PROBLEM STATEMENT
Below are some entries; can you quote all of them exactly?

___ THE DATA

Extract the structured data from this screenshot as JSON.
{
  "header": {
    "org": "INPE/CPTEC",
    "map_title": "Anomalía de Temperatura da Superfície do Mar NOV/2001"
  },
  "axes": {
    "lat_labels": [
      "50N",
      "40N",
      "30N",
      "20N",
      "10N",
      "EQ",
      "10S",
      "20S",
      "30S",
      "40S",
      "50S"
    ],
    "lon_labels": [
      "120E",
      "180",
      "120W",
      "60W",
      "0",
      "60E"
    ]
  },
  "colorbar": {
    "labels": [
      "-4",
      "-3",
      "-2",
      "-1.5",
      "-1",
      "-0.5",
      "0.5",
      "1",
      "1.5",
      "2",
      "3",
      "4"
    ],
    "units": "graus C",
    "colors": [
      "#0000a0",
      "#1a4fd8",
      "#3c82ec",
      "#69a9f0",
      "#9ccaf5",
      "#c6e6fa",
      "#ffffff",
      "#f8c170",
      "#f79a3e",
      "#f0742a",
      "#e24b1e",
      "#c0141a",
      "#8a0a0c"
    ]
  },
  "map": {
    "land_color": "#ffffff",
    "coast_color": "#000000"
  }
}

______

EXERCISE RESULT
Extract the structured data from this screenshot as JSON.
{
  "header": {
    "org": "INPE/CPTEC",
    "map_title": "Anomalía de Temperatura da Superfície do Mar NOV/2001"
  },
  "axes": {
    "lat_labels": [
      "50N",
      "40N",
      "30N",
      "20N",
      "10N",
      "EQ",
      "10S",
      "20S",
      "30S",
      "40S",
      "50S"
    ],
    "lon_labels": [
      "120E",
      "180",
      "120W",
      "60W",
      "0",
      "60E"
    ]
  },
  "colorbar": {
    "labels": [
      "-4",
      "-3",
      "-2",
      "-1.5",
      "-1",
      "-0.5",
      "0.5",
      "1",
      "1.5",
      "2",
      "3",
      "4"
    ],
    "units": "graus C",
    "colors": [
      "#0000a0",
      "#1a4fd8",
      "#3c82ec",
      "#69a9f0",
      "#9ccaf5",
      "#c6e6fa",
      "#ffffff",
      "#f8c170",
      "#f79a3e",
      "#f0742a",
      "#e24b1e",
      "#c0141a",
      "#8a0a0c"
    ]
  },
  "map": {
    "land_color": "#ffffff",
    "coast_color": "#000000"
  }
}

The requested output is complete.